Dataset items:
= = = = =
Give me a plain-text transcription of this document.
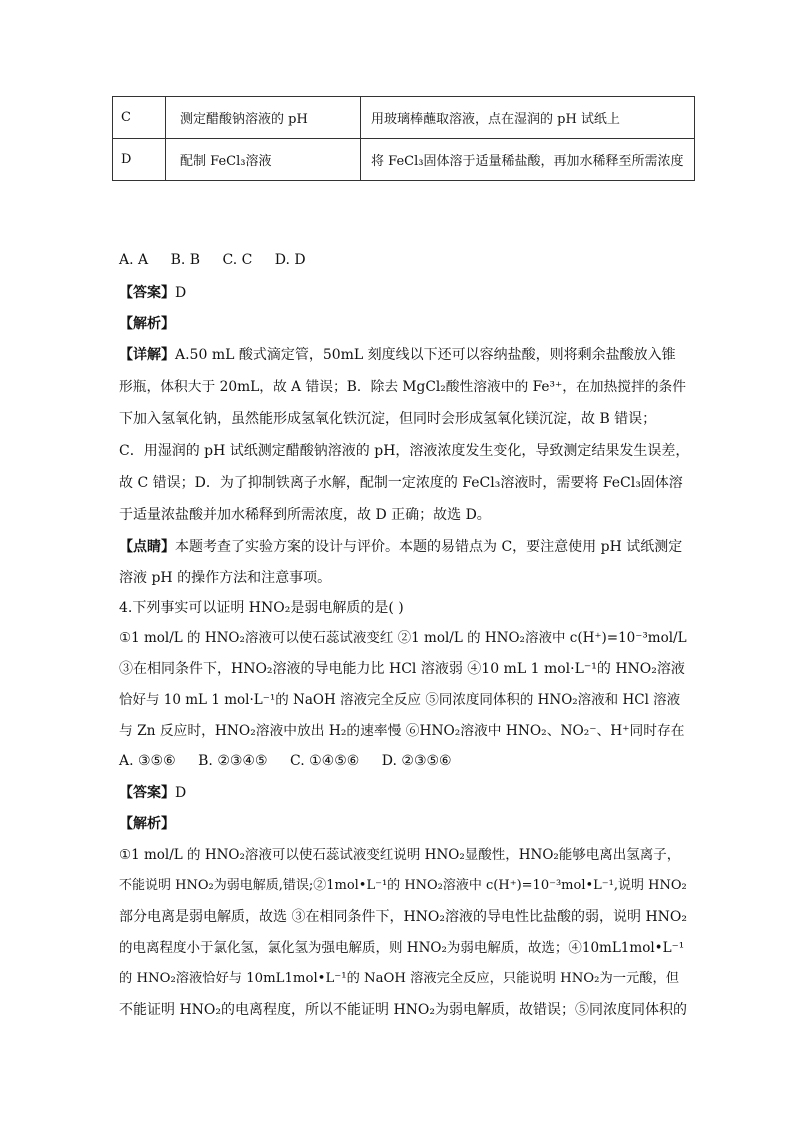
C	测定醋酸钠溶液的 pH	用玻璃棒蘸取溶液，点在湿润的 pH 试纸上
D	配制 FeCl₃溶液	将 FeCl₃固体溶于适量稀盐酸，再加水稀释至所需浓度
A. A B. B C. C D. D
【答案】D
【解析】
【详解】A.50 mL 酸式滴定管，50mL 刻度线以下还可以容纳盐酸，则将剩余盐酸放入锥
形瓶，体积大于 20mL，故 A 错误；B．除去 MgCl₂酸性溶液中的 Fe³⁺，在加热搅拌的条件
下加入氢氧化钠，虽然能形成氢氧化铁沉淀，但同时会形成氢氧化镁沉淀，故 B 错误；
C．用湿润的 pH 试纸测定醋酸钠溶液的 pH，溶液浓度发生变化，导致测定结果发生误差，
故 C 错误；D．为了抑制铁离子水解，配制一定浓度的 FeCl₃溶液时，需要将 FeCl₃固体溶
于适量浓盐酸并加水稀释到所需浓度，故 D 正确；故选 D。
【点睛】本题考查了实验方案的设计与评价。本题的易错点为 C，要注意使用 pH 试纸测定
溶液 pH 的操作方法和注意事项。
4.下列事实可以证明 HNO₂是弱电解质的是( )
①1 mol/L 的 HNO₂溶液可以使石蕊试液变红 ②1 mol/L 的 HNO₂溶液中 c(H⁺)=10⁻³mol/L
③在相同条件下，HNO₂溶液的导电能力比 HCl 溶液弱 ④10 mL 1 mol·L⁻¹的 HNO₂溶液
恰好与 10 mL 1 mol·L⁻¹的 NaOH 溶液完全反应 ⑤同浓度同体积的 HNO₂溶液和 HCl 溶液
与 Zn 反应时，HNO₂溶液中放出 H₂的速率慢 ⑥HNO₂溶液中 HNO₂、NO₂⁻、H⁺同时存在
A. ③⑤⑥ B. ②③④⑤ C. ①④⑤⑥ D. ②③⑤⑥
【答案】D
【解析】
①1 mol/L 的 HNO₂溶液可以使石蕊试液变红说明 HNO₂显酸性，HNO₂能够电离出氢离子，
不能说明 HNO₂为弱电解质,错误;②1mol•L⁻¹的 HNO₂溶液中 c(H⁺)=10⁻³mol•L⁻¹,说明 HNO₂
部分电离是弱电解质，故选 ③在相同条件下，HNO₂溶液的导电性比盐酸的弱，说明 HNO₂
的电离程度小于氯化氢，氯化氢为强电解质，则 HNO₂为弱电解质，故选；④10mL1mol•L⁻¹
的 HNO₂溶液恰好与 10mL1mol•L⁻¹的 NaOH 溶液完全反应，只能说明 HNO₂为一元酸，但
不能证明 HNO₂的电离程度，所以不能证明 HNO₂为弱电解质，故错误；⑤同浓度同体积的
= = = = =
WHAT THE TASK REQUIRES:
Omit every image. Quote each record exactly.

ANSWER BELOW:
Give me a plain-text transcription of this document.
C	测定醋酸钠溶液的 pH	用玻璃棒蘸取溶液，点在湿润的 pH 试纸上
D	配制 FeCl₃溶液	将 FeCl₃固体溶于适量稀盐酸，再加水稀释至所需浓度
A. A B. B C. C D. D
【答案】D
【解析】
【详解】A.50 mL 酸式滴定管，50mL 刻度线以下还可以容纳盐酸，则将剩余盐酸放入锥
形瓶，体积大于 20mL，故 A 错误；B．除去 MgCl₂酸性溶液中的 Fe³⁺，在加热搅拌的条件
下加入氢氧化钠，虽然能形成氢氧化铁沉淀，但同时会形成氢氧化镁沉淀，故 B 错误；
C．用湿润的 pH 试纸测定醋酸钠溶液的 pH，溶液浓度发生变化，导致测定结果发生误差，
故 C 错误；D．为了抑制铁离子水解，配制一定浓度的 FeCl₃溶液时，需要将 FeCl₃固体溶
于适量浓盐酸并加水稀释到所需浓度，故 D 正确；故选 D。
【点睛】本题考查了实验方案的设计与评价。本题的易错点为 C，要注意使用 pH 试纸测定
溶液 pH 的操作方法和注意事项。
4.下列事实可以证明 HNO₂是弱电解质的是( )
①1 mol/L 的 HNO₂溶液可以使石蕊试液变红 ②1 mol/L 的 HNO₂溶液中 c(H⁺)=10⁻³mol/L
③在相同条件下，HNO₂溶液的导电能力比 HCl 溶液弱 ④10 mL 1 mol·L⁻¹的 HNO₂溶液
恰好与 10 mL 1 mol·L⁻¹的 NaOH 溶液完全反应 ⑤同浓度同体积的 HNO₂溶液和 HCl 溶液
与 Zn 反应时，HNO₂溶液中放出 H₂的速率慢 ⑥HNO₂溶液中 HNO₂、NO₂⁻、H⁺同时存在
A. ③⑤⑥ B. ②③④⑤ C. ①④⑤⑥ D. ②③⑤⑥
【答案】D
【解析】
①1 mol/L 的 HNO₂溶液可以使石蕊试液变红说明 HNO₂显酸性，HNO₂能够电离出氢离子，
不能说明 HNO₂为弱电解质,错误;②1mol•L⁻¹的 HNO₂溶液中 c(H⁺)=10⁻³mol•L⁻¹,说明 HNO₂
部分电离是弱电解质，故选 ③在相同条件下，HNO₂溶液的导电性比盐酸的弱，说明 HNO₂
的电离程度小于氯化氢，氯化氢为强电解质，则 HNO₂为弱电解质，故选；④10mL1mol•L⁻¹
的 HNO₂溶液恰好与 10mL1mol•L⁻¹的 NaOH 溶液完全反应，只能说明 HNO₂为一元酸，但
不能证明 HNO₂的电离程度，所以不能证明 HNO₂为弱电解质，故错误；⑤同浓度同体积的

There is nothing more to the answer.